## start

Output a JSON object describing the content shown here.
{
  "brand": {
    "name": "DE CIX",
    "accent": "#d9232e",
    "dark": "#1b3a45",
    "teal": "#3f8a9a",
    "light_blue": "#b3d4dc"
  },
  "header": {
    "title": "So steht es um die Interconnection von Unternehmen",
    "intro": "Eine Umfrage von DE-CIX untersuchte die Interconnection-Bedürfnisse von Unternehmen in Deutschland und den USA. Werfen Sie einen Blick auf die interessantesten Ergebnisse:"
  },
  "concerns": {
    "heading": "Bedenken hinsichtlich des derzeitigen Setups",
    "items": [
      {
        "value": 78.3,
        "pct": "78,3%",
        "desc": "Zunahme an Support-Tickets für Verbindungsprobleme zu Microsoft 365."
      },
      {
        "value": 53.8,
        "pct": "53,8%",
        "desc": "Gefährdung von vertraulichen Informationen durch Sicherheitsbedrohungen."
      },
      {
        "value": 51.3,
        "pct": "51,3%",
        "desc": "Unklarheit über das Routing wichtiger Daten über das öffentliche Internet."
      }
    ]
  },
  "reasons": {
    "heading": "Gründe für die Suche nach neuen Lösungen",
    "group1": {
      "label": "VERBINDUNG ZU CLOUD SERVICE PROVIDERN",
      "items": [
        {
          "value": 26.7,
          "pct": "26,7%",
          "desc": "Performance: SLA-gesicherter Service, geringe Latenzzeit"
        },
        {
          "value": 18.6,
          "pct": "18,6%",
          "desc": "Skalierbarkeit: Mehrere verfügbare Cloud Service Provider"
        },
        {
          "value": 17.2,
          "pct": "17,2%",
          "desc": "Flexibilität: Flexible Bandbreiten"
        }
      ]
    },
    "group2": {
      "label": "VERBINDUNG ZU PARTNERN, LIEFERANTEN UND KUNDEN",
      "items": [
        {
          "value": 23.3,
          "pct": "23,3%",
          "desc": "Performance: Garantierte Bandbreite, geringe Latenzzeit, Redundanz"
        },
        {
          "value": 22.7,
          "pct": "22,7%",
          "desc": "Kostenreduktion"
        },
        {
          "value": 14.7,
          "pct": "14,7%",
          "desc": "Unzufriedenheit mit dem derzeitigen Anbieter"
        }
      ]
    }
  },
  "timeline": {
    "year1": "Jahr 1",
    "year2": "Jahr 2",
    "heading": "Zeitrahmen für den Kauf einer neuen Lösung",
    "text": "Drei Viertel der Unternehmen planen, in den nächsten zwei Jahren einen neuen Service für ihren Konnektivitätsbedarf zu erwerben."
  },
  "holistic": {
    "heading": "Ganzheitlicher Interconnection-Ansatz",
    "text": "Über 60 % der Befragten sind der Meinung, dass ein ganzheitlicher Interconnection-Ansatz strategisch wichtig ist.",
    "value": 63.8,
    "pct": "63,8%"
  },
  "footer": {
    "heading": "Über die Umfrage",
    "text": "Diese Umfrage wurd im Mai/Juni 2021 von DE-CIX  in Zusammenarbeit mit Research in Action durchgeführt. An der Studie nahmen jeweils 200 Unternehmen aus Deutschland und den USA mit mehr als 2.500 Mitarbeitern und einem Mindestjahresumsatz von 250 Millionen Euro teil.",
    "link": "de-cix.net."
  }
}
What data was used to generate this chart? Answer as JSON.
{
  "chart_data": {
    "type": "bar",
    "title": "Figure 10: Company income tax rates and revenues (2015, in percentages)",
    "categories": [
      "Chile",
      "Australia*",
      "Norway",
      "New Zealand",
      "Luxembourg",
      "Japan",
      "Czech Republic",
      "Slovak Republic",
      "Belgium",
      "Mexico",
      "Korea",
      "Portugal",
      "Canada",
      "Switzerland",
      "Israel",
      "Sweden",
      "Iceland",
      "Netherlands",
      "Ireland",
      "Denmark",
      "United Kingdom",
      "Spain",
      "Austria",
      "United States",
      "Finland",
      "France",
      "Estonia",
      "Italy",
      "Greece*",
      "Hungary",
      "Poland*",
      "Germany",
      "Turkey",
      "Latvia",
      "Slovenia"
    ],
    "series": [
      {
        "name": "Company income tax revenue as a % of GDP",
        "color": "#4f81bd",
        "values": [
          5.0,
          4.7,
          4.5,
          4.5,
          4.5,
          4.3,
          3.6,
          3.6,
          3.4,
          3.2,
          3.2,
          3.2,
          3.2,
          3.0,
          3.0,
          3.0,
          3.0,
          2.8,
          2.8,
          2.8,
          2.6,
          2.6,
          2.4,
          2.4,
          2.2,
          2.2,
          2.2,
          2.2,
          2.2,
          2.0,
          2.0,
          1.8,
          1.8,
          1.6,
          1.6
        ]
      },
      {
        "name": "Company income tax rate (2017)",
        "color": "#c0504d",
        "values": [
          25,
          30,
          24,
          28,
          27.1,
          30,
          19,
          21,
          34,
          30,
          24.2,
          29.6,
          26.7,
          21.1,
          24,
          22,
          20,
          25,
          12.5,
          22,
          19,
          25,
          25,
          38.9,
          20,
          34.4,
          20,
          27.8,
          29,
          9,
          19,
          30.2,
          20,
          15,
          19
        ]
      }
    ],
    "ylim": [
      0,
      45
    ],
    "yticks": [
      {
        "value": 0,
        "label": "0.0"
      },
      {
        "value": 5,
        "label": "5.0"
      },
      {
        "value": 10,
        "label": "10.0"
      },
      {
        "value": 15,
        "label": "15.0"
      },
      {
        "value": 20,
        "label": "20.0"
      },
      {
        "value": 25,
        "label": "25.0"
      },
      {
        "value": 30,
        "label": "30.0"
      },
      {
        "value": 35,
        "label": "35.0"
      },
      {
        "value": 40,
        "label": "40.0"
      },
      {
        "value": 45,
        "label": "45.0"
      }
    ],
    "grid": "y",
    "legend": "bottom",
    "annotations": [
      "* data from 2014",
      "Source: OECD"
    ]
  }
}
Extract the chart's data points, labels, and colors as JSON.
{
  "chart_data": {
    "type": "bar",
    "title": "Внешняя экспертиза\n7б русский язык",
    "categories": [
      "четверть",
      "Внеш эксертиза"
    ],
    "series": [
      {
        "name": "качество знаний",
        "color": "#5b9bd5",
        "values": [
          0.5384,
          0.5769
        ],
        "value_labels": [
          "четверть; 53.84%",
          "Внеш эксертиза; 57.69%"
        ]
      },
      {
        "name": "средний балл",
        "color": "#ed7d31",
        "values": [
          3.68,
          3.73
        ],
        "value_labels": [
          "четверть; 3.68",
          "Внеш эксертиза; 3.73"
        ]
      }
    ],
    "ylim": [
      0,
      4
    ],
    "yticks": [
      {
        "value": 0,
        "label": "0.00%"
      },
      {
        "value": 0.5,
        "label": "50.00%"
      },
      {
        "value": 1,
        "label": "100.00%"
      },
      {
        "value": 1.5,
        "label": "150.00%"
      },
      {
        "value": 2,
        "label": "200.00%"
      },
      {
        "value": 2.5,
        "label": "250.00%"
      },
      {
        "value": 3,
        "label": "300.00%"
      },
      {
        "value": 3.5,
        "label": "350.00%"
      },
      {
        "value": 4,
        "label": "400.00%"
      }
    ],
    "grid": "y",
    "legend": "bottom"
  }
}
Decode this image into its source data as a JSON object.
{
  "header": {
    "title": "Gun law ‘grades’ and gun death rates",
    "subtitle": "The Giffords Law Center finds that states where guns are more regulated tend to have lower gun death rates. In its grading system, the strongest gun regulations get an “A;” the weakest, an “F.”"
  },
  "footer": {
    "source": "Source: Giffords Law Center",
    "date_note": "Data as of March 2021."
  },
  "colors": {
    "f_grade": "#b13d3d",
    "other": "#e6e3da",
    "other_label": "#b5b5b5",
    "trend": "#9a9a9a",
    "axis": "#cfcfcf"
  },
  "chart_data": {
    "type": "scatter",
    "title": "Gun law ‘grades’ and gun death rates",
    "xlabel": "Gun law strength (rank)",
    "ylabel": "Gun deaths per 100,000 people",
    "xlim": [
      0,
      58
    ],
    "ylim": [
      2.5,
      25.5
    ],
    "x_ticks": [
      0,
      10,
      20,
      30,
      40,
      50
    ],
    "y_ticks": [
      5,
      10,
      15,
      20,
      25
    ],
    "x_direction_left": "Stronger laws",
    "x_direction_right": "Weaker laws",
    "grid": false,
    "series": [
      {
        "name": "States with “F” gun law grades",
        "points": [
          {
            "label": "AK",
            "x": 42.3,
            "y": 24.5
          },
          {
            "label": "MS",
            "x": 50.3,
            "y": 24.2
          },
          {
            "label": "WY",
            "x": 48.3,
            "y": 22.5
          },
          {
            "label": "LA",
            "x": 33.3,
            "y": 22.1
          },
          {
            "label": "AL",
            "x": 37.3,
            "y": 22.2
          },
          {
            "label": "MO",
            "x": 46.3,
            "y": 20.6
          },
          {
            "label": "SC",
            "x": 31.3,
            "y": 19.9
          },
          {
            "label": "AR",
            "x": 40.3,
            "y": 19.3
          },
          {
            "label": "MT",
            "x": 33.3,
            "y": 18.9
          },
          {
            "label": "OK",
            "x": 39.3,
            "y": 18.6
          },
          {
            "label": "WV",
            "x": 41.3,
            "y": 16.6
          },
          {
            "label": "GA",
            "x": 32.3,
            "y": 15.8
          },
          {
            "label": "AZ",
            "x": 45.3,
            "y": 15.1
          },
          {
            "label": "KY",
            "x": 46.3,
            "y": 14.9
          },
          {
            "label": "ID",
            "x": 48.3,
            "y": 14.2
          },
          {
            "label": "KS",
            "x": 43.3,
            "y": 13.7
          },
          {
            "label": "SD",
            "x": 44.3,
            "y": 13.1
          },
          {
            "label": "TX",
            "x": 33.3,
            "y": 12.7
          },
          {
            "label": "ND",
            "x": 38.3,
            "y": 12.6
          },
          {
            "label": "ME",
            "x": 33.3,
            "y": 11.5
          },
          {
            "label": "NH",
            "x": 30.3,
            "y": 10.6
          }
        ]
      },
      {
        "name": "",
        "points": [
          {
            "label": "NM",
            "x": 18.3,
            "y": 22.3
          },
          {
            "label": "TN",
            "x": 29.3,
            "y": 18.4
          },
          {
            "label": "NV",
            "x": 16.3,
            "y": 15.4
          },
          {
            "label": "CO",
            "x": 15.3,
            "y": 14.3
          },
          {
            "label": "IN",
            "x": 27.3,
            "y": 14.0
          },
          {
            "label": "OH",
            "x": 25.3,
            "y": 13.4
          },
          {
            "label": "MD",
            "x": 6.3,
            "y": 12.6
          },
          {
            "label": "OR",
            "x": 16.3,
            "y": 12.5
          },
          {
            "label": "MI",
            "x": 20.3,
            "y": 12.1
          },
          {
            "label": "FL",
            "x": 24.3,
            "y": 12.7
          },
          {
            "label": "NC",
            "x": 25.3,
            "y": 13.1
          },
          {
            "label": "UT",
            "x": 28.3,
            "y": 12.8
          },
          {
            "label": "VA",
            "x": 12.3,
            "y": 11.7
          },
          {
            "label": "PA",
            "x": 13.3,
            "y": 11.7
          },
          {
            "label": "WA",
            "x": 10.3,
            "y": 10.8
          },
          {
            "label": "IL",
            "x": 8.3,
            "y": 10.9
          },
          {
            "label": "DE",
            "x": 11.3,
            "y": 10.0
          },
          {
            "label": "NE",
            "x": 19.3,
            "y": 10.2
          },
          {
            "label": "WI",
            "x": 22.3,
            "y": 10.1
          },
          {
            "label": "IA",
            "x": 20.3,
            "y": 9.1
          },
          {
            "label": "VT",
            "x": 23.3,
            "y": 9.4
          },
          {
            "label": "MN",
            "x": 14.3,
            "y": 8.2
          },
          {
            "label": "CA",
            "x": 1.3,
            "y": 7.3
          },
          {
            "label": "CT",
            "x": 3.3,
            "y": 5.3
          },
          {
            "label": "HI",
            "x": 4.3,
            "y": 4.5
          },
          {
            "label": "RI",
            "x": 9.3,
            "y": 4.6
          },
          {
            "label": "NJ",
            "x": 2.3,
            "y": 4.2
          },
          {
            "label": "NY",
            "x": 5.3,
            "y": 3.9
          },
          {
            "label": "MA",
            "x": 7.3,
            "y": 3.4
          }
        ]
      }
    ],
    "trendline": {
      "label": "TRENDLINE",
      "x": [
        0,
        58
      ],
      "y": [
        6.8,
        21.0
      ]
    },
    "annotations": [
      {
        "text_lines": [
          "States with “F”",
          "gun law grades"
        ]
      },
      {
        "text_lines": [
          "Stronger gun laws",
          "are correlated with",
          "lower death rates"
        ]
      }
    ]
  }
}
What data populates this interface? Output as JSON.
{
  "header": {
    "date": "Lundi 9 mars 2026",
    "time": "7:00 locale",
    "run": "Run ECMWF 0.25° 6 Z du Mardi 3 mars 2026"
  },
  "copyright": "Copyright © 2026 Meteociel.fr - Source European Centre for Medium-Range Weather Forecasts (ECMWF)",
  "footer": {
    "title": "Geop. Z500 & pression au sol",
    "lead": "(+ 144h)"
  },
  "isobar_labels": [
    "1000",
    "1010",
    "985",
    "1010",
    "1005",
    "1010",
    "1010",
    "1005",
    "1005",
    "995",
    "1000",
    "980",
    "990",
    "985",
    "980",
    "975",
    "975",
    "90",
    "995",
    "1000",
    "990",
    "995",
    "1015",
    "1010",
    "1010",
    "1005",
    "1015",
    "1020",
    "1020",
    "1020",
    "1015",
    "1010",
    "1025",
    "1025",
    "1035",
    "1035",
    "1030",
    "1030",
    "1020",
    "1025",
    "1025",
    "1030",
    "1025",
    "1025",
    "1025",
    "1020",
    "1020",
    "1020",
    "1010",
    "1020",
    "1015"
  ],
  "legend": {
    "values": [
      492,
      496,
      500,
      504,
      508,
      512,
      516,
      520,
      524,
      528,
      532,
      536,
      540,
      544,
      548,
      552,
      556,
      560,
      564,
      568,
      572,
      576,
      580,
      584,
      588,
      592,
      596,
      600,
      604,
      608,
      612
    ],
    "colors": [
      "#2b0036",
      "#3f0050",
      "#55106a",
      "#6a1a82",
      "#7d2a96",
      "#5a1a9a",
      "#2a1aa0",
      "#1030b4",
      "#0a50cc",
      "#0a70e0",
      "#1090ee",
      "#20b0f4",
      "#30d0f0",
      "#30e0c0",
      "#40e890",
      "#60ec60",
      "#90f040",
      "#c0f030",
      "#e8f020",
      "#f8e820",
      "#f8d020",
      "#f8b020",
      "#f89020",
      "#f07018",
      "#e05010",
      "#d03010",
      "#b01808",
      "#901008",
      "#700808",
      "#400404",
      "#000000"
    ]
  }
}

## end

> **What this task involves**
Where a line contains "Output", copy that line.

> **Completed exercise**
Output a JSON object describing the content shown here.
What data populates this interface? Output as JSON.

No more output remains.